WHAT THE EXERCISE ASKS: Search the data for the string "adsorption" and gather each line it is in.

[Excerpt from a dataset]
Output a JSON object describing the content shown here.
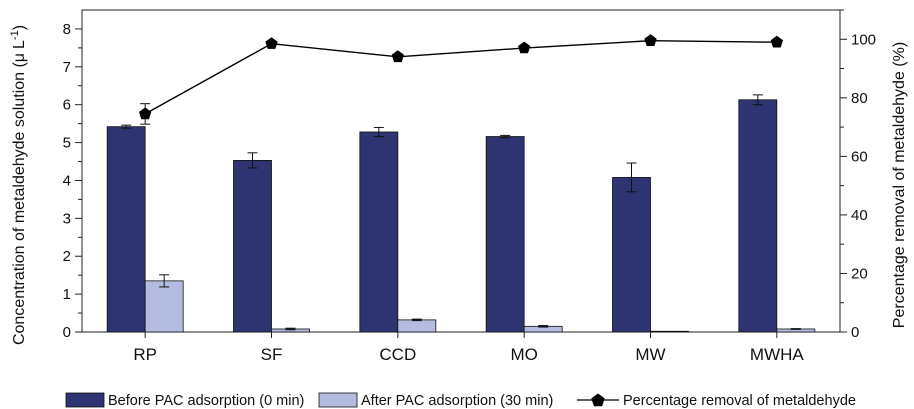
{
  "chart_data": {
    "type": "bar",
    "categories": [
      "RP",
      "SF",
      "CCD",
      "MO",
      "MW",
      "MWHA"
    ],
    "ylabel": "Concentration of metaldehyde solution (μ L⁻¹)",
    "ylabel_display": {
      "pre": "Concentration of metaldehyde solution (",
      "mu": "μ",
      "unit": "L",
      "sup": "-1",
      "post": ")"
    },
    "y2label": "Percentage removal of metaldehyde (%)",
    "ylim": [
      0,
      8.5
    ],
    "y_ticks": [
      "0",
      "1",
      "2",
      "3",
      "4",
      "5",
      "6",
      "7",
      "8"
    ],
    "y2lim": [
      0,
      110
    ],
    "y2_ticks": [
      "0",
      "20",
      "40",
      "60",
      "80",
      "100"
    ],
    "grid": false,
    "legend_position": "bottom",
    "series": [
      {
        "name": "Before PAC adsorption (0 min)",
        "kind": "bar",
        "axis": "left",
        "color": "#2e3472",
        "values": [
          5.42,
          4.53,
          5.28,
          5.16,
          4.08,
          6.13
        ],
        "errors": [
          0.04,
          0.2,
          0.12,
          0.03,
          0.38,
          0.13
        ]
      },
      {
        "name": "After PAC adsorption (30 min)",
        "kind": "bar",
        "axis": "left",
        "color": "#b3bce0",
        "values": [
          1.35,
          0.08,
          0.32,
          0.15,
          0.02,
          0.08
        ],
        "errors": [
          0.16,
          0.02,
          0.02,
          0.02,
          0.0,
          0.01
        ]
      },
      {
        "name": "Percentage removal of metaldehyde",
        "kind": "line",
        "axis": "right",
        "color": "#000000",
        "marker": "pentagon",
        "values": [
          74.5,
          98.5,
          94,
          97,
          99.5,
          99
        ],
        "errors": [
          3.5,
          0,
          0,
          0,
          0,
          0
        ]
      }
    ]
  }
}
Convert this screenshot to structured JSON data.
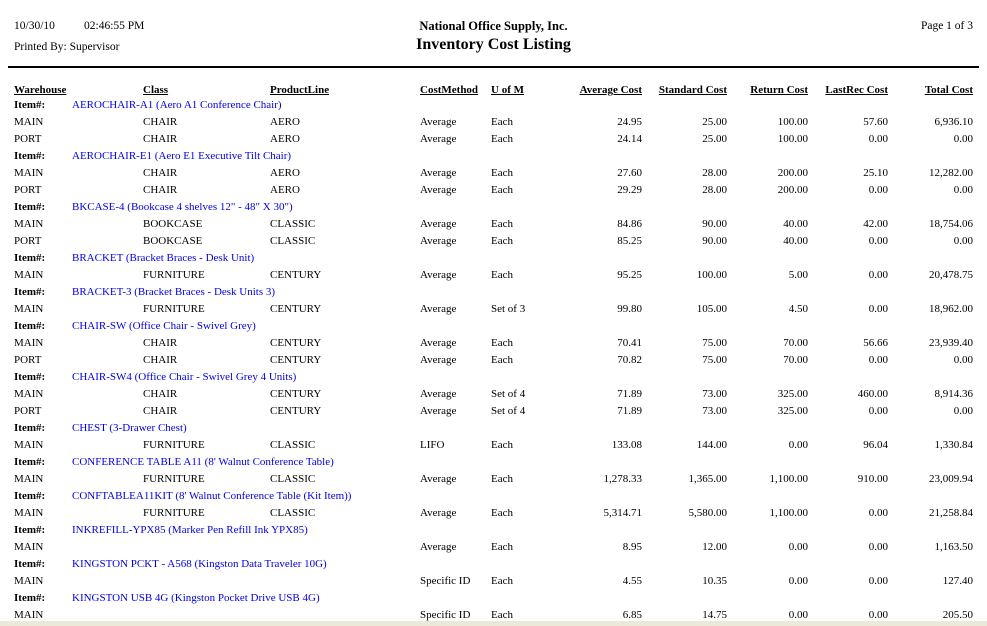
{
  "header": {
    "date": "10/30/10",
    "time": "02:46:55 PM",
    "printed_by": "Printed By: Supervisor",
    "company_name": "National Office Supply, Inc.",
    "report_title": "Inventory Cost Listing",
    "page_indicator": "Page 1 of 3"
  },
  "colors": {
    "item_text": "#0000EE",
    "page_background": "#FFFFFF",
    "divider": "#000000",
    "bottom_strip": "#ECE9D8"
  },
  "table": {
    "item_row_label": "Item#:",
    "columns": [
      {
        "label": "Warehouse",
        "align": "left"
      },
      {
        "label": "Class",
        "align": "left"
      },
      {
        "label": "ProductLine",
        "align": "left"
      },
      {
        "label": "CostMethod",
        "align": "left"
      },
      {
        "label": "U of M",
        "align": "left"
      },
      {
        "label": "Average Cost",
        "align": "right"
      },
      {
        "label": "Standard Cost",
        "align": "right"
      },
      {
        "label": "Return Cost",
        "align": "right"
      },
      {
        "label": "LastRec Cost",
        "align": "right"
      },
      {
        "label": "Total Cost",
        "align": "right"
      }
    ],
    "items": [
      {
        "code_description": "AEROCHAIR-A1 (Aero A1 Conference Chair)",
        "rows": [
          [
            "MAIN",
            "CHAIR",
            "AERO",
            "Average",
            "Each",
            "24.95",
            "25.00",
            "100.00",
            "57.60",
            "6,936.10"
          ],
          [
            "PORT",
            "CHAIR",
            "AERO",
            "Average",
            "Each",
            "24.14",
            "25.00",
            "100.00",
            "0.00",
            "0.00"
          ]
        ]
      },
      {
        "code_description": "AEROCHAIR-E1 (Aero E1 Executive Tilt Chair)",
        "rows": [
          [
            "MAIN",
            "CHAIR",
            "AERO",
            "Average",
            "Each",
            "27.60",
            "28.00",
            "200.00",
            "25.10",
            "12,282.00"
          ],
          [
            "PORT",
            "CHAIR",
            "AERO",
            "Average",
            "Each",
            "29.29",
            "28.00",
            "200.00",
            "0.00",
            "0.00"
          ]
        ]
      },
      {
        "code_description": "BKCASE-4 (Bookcase 4 shelves 12\" - 48\" X 30\")",
        "rows": [
          [
            "MAIN",
            "BOOKCASE",
            "CLASSIC",
            "Average",
            "Each",
            "84.86",
            "90.00",
            "40.00",
            "42.00",
            "18,754.06"
          ],
          [
            "PORT",
            "BOOKCASE",
            "CLASSIC",
            "Average",
            "Each",
            "85.25",
            "90.00",
            "40.00",
            "0.00",
            "0.00"
          ]
        ]
      },
      {
        "code_description": "BRACKET (Bracket Braces - Desk Unit)",
        "rows": [
          [
            "MAIN",
            "FURNITURE",
            "CENTURY",
            "Average",
            "Each",
            "95.25",
            "100.00",
            "5.00",
            "0.00",
            "20,478.75"
          ]
        ]
      },
      {
        "code_description": "BRACKET-3 (Bracket Braces - Desk Units 3)",
        "rows": [
          [
            "MAIN",
            "FURNITURE",
            "CENTURY",
            "Average",
            "Set of 3",
            "99.80",
            "105.00",
            "4.50",
            "0.00",
            "18,962.00"
          ]
        ]
      },
      {
        "code_description": "CHAIR-SW (Office Chair - Swivel Grey)",
        "rows": [
          [
            "MAIN",
            "CHAIR",
            "CENTURY",
            "Average",
            "Each",
            "70.41",
            "75.00",
            "70.00",
            "56.66",
            "23,939.40"
          ],
          [
            "PORT",
            "CHAIR",
            "CENTURY",
            "Average",
            "Each",
            "70.82",
            "75.00",
            "70.00",
            "0.00",
            "0.00"
          ]
        ]
      },
      {
        "code_description": "CHAIR-SW4 (Office Chair - Swivel Grey 4 Units)",
        "rows": [
          [
            "MAIN",
            "CHAIR",
            "CENTURY",
            "Average",
            "Set of 4",
            "71.89",
            "73.00",
            "325.00",
            "460.00",
            "8,914.36"
          ],
          [
            "PORT",
            "CHAIR",
            "CENTURY",
            "Average",
            "Set of 4",
            "71.89",
            "73.00",
            "325.00",
            "0.00",
            "0.00"
          ]
        ]
      },
      {
        "code_description": "CHEST (3-Drawer Chest)",
        "rows": [
          [
            "MAIN",
            "FURNITURE",
            "CLASSIC",
            "LIFO",
            "Each",
            "133.08",
            "144.00",
            "0.00",
            "96.04",
            "1,330.84"
          ]
        ]
      },
      {
        "code_description": "CONFERENCE TABLE A11 (8' Walnut Conference Table)",
        "rows": [
          [
            "MAIN",
            "FURNITURE",
            "CLASSIC",
            "Average",
            "Each",
            "1,278.33",
            "1,365.00",
            "1,100.00",
            "910.00",
            "23,009.94"
          ]
        ]
      },
      {
        "code_description": "CONFTABLEA11KIT (8' Walnut Conference Table (Kit Item))",
        "rows": [
          [
            "MAIN",
            "FURNITURE",
            "CLASSIC",
            "Average",
            "Each",
            "5,314.71",
            "5,580.00",
            "1,100.00",
            "0.00",
            "21,258.84"
          ]
        ]
      },
      {
        "code_description": "INKREFILL-YPX85 (Marker Pen Refill Ink YPX85)",
        "rows": [
          [
            "MAIN",
            "",
            "",
            "Average",
            "Each",
            "8.95",
            "12.00",
            "0.00",
            "0.00",
            "1,163.50"
          ]
        ]
      },
      {
        "code_description": "KINGSTON PCKT - A568 (Kingston Data Traveler 10G)",
        "rows": [
          [
            "MAIN",
            "",
            "",
            "Specific ID",
            "Each",
            "4.55",
            "10.35",
            "0.00",
            "0.00",
            "127.40"
          ]
        ]
      },
      {
        "code_description": "KINGSTON USB 4G (Kingston Pocket Drive USB 4G)",
        "rows": [
          [
            "MAIN",
            "",
            "",
            "Specific ID",
            "Each",
            "6.85",
            "14.75",
            "0.00",
            "0.00",
            "205.50"
          ]
        ]
      }
    ]
  }
}
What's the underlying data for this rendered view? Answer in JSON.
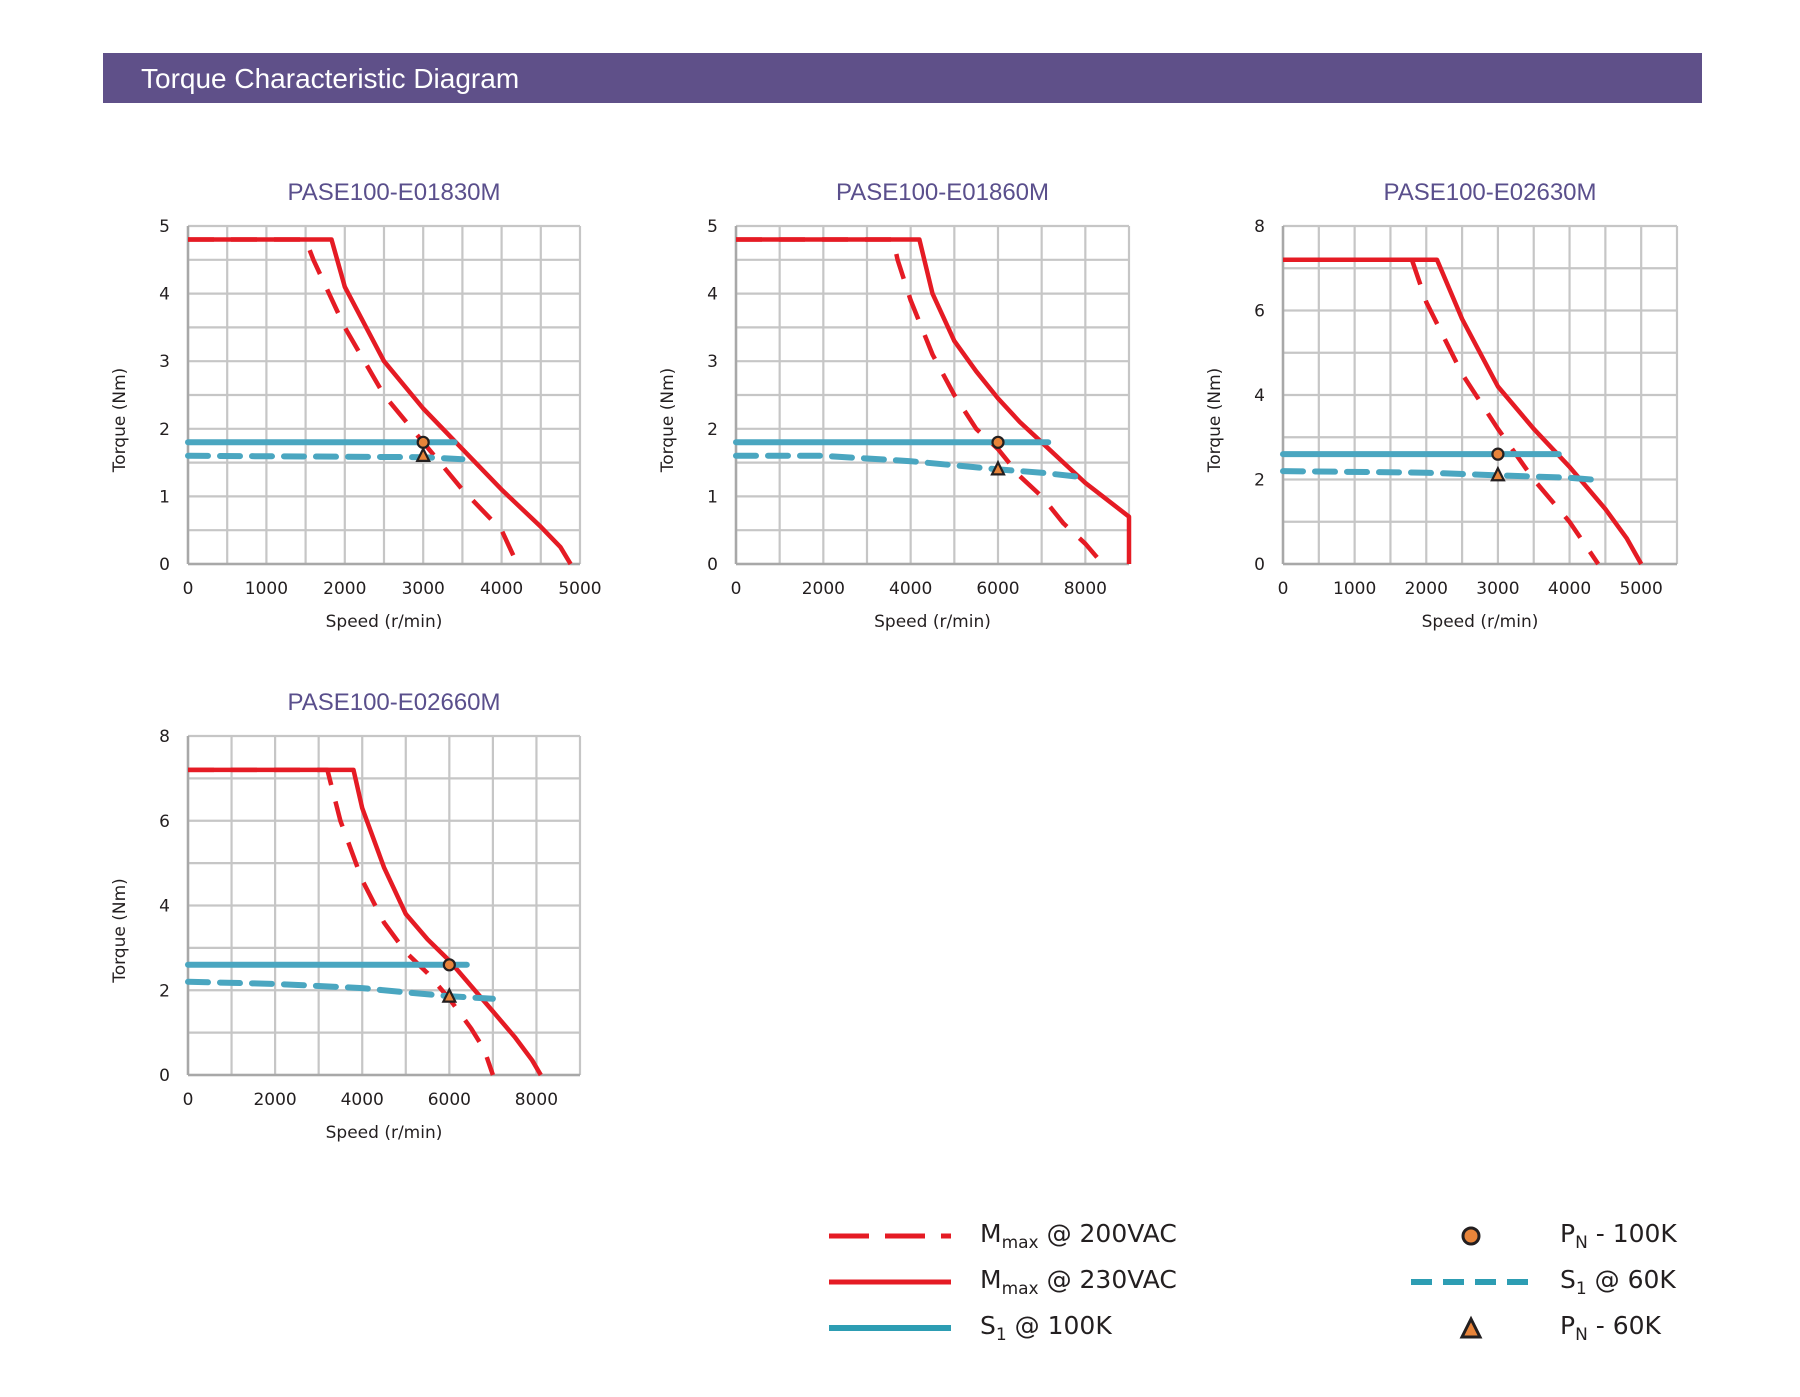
{
  "header": {
    "title": "Torque Characteristic Diagram"
  },
  "colors": {
    "header_bg": "#5f5089",
    "chart_title": "#5a4f8c",
    "mmax": "#e51b24",
    "s1": "#4aa6c0",
    "marker_fill": "#e8843a",
    "marker_stroke": "#231f20",
    "grid": "#c6c6c6"
  },
  "legend": {
    "items": [
      {
        "key": "mmax_200",
        "main": "M",
        "sub": "max",
        "rest": " @ 200VAC"
      },
      {
        "key": "mmax_230",
        "main": "M",
        "sub": "max",
        "rest": " @ 230VAC"
      },
      {
        "key": "s1_100k",
        "main": "S",
        "sub": "1",
        "rest": " @ 100K"
      },
      {
        "key": "pn_100k",
        "main": "P",
        "sub": "N",
        "rest": " - 100K"
      },
      {
        "key": "s1_60k",
        "main": "S",
        "sub": "1",
        "rest": " @ 60K"
      },
      {
        "key": "pn_60k",
        "main": "P",
        "sub": "N",
        "rest": " - 60K"
      }
    ]
  },
  "chart_data": [
    {
      "type": "line",
      "title": "PASE100-E01830M",
      "xlabel": "Speed (r/min)",
      "ylabel": "Torque (Nm)",
      "xlim": [
        0,
        5000
      ],
      "ylim": [
        0,
        5
      ],
      "x_ticks": [
        0,
        1000,
        2000,
        3000,
        4000,
        5000
      ],
      "y_ticks": [
        0,
        1,
        2,
        3,
        4,
        5
      ],
      "x_grid_step": 500,
      "y_grid_step": 0.5,
      "grid": true,
      "series": [
        {
          "name": "Mmax @ 200VAC",
          "key": "mmax_200",
          "points": [
            [
              0,
              4.8
            ],
            [
              1500,
              4.8
            ],
            [
              1600,
              4.5
            ],
            [
              2000,
              3.5
            ],
            [
              2500,
              2.5
            ],
            [
              3000,
              1.8
            ],
            [
              3500,
              1.1
            ],
            [
              4000,
              0.5
            ],
            [
              4200,
              0
            ]
          ]
        },
        {
          "name": "Mmax @ 230VAC",
          "key": "mmax_230",
          "points": [
            [
              0,
              4.8
            ],
            [
              1830,
              4.8
            ],
            [
              2000,
              4.1
            ],
            [
              2500,
              3.0
            ],
            [
              3000,
              2.3
            ],
            [
              3500,
              1.7
            ],
            [
              4000,
              1.1
            ],
            [
              4500,
              0.55
            ],
            [
              4750,
              0.25
            ],
            [
              4880,
              0
            ]
          ]
        },
        {
          "name": "S1 @ 100K",
          "key": "s1_100k",
          "points": [
            [
              0,
              1.8
            ],
            [
              3400,
              1.8
            ]
          ]
        },
        {
          "name": "S1 @ 60K",
          "key": "s1_60k",
          "points": [
            [
              0,
              1.6
            ],
            [
              3000,
              1.58
            ],
            [
              3500,
              1.55
            ]
          ]
        }
      ],
      "markers": [
        {
          "name": "PN - 100K",
          "key": "pn_100k",
          "x": 3000,
          "y": 1.8
        },
        {
          "name": "PN - 60K",
          "key": "pn_60k",
          "x": 3000,
          "y": 1.6
        }
      ]
    },
    {
      "type": "line",
      "title": "PASE100-E01860M",
      "xlabel": "Speed (r/min)",
      "ylabel": "Torque (Nm)",
      "xlim": [
        0,
        9000
      ],
      "ylim": [
        0,
        5
      ],
      "x_ticks": [
        0,
        2000,
        4000,
        6000,
        8000
      ],
      "y_ticks": [
        0,
        1,
        2,
        3,
        4,
        5
      ],
      "x_grid_step": 1000,
      "y_grid_step": 0.5,
      "grid": true,
      "series": [
        {
          "name": "Mmax @ 200VAC",
          "key": "mmax_200",
          "points": [
            [
              0,
              4.8
            ],
            [
              3600,
              4.8
            ],
            [
              3700,
              4.5
            ],
            [
              4000,
              3.9
            ],
            [
              4500,
              3.1
            ],
            [
              5000,
              2.5
            ],
            [
              5500,
              2.0
            ],
            [
              6000,
              1.7
            ],
            [
              6500,
              1.3
            ],
            [
              7000,
              1.0
            ],
            [
              7500,
              0.6
            ],
            [
              8000,
              0.3
            ],
            [
              8400,
              0
            ]
          ]
        },
        {
          "name": "Mmax @ 230VAC",
          "key": "mmax_230",
          "points": [
            [
              0,
              4.8
            ],
            [
              4200,
              4.8
            ],
            [
              4500,
              4.0
            ],
            [
              5000,
              3.3
            ],
            [
              5500,
              2.85
            ],
            [
              6000,
              2.45
            ],
            [
              6500,
              2.1
            ],
            [
              7000,
              1.8
            ],
            [
              7500,
              1.5
            ],
            [
              8000,
              1.2
            ],
            [
              8500,
              0.95
            ],
            [
              9000,
              0.7
            ],
            [
              9000,
              0
            ]
          ]
        },
        {
          "name": "S1 @ 100K",
          "key": "s1_100k",
          "points": [
            [
              0,
              1.8
            ],
            [
              7150,
              1.8
            ]
          ]
        },
        {
          "name": "S1 @ 60K",
          "key": "s1_60k",
          "points": [
            [
              0,
              1.6
            ],
            [
              2000,
              1.6
            ],
            [
              3000,
              1.56
            ],
            [
              4000,
              1.52
            ],
            [
              5000,
              1.46
            ],
            [
              6000,
              1.4
            ],
            [
              7000,
              1.35
            ],
            [
              8000,
              1.28
            ]
          ]
        }
      ],
      "markers": [
        {
          "name": "PN - 100K",
          "key": "pn_100k",
          "x": 6000,
          "y": 1.8
        },
        {
          "name": "PN - 60K",
          "key": "pn_60k",
          "x": 6000,
          "y": 1.4
        }
      ]
    },
    {
      "type": "line",
      "title": "PASE100-E02630M",
      "xlabel": "Speed (r/min)",
      "ylabel": "Torque (Nm)",
      "xlim": [
        0,
        5500
      ],
      "ylim": [
        0,
        8
      ],
      "x_ticks": [
        0,
        1000,
        2000,
        3000,
        4000,
        5000
      ],
      "y_ticks": [
        0,
        2,
        4,
        6,
        8
      ],
      "x_grid_step": 500,
      "y_grid_step": 1,
      "grid": true,
      "series": [
        {
          "name": "Mmax @ 200VAC",
          "key": "mmax_200",
          "points": [
            [
              0,
              7.2
            ],
            [
              1800,
              7.2
            ],
            [
              2000,
              6.2
            ],
            [
              2500,
              4.5
            ],
            [
              3000,
              3.2
            ],
            [
              3500,
              2.0
            ],
            [
              4000,
              1.0
            ],
            [
              4200,
              0.5
            ],
            [
              4400,
              0
            ]
          ]
        },
        {
          "name": "Mmax @ 230VAC",
          "key": "mmax_230",
          "points": [
            [
              0,
              7.2
            ],
            [
              2150,
              7.2
            ],
            [
              2500,
              5.8
            ],
            [
              3000,
              4.2
            ],
            [
              3500,
              3.2
            ],
            [
              4000,
              2.3
            ],
            [
              4500,
              1.3
            ],
            [
              4800,
              0.6
            ],
            [
              5000,
              0
            ]
          ]
        },
        {
          "name": "S1 @ 100K",
          "key": "s1_100k",
          "points": [
            [
              0,
              2.6
            ],
            [
              3850,
              2.6
            ]
          ]
        },
        {
          "name": "S1 @ 60K",
          "key": "s1_60k",
          "points": [
            [
              0,
              2.2
            ],
            [
              2000,
              2.16
            ],
            [
              3000,
              2.1
            ],
            [
              4000,
              2.04
            ],
            [
              4300,
              2.0
            ]
          ]
        }
      ],
      "markers": [
        {
          "name": "PN - 100K",
          "key": "pn_100k",
          "x": 3000,
          "y": 2.6
        },
        {
          "name": "PN - 60K",
          "key": "pn_60k",
          "x": 3000,
          "y": 2.1
        }
      ]
    },
    {
      "type": "line",
      "title": "PASE100-E02660M",
      "xlabel": "Speed (r/min)",
      "ylabel": "Torque (Nm)",
      "xlim": [
        0,
        9000
      ],
      "ylim": [
        0,
        8
      ],
      "x_ticks": [
        0,
        2000,
        4000,
        6000,
        8000
      ],
      "y_ticks": [
        0,
        2,
        4,
        6,
        8
      ],
      "x_grid_step": 1000,
      "y_grid_step": 1,
      "grid": true,
      "series": [
        {
          "name": "Mmax @ 200VAC",
          "key": "mmax_200",
          "points": [
            [
              0,
              7.2
            ],
            [
              3200,
              7.2
            ],
            [
              3300,
              6.8
            ],
            [
              3500,
              6.0
            ],
            [
              4000,
              4.6
            ],
            [
              4500,
              3.6
            ],
            [
              5000,
              2.9
            ],
            [
              5500,
              2.4
            ],
            [
              6000,
              1.8
            ],
            [
              6500,
              1.1
            ],
            [
              6800,
              0.6
            ],
            [
              7000,
              0
            ]
          ]
        },
        {
          "name": "Mmax @ 230VAC",
          "key": "mmax_230",
          "points": [
            [
              0,
              7.2
            ],
            [
              3800,
              7.2
            ],
            [
              4000,
              6.3
            ],
            [
              4500,
              4.9
            ],
            [
              5000,
              3.8
            ],
            [
              5500,
              3.2
            ],
            [
              6000,
              2.7
            ],
            [
              6500,
              2.1
            ],
            [
              7000,
              1.5
            ],
            [
              7500,
              0.9
            ],
            [
              7900,
              0.35
            ],
            [
              8100,
              0
            ]
          ]
        },
        {
          "name": "S1 @ 100K",
          "key": "s1_100k",
          "points": [
            [
              0,
              2.6
            ],
            [
              6400,
              2.6
            ]
          ]
        },
        {
          "name": "S1 @ 60K",
          "key": "s1_60k",
          "points": [
            [
              0,
              2.2
            ],
            [
              2000,
              2.15
            ],
            [
              3000,
              2.1
            ],
            [
              4000,
              2.05
            ],
            [
              5000,
              1.95
            ],
            [
              6000,
              1.86
            ],
            [
              7000,
              1.8
            ]
          ]
        }
      ],
      "markers": [
        {
          "name": "PN - 100K",
          "key": "pn_100k",
          "x": 6000,
          "y": 2.6
        },
        {
          "name": "PN - 60K",
          "key": "pn_60k",
          "x": 6000,
          "y": 1.85
        }
      ]
    }
  ]
}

TASK SOLUTION:
        "name": "Before PAC adsorption (0 min)",
        "name": "After PAC adsorption (30 min)",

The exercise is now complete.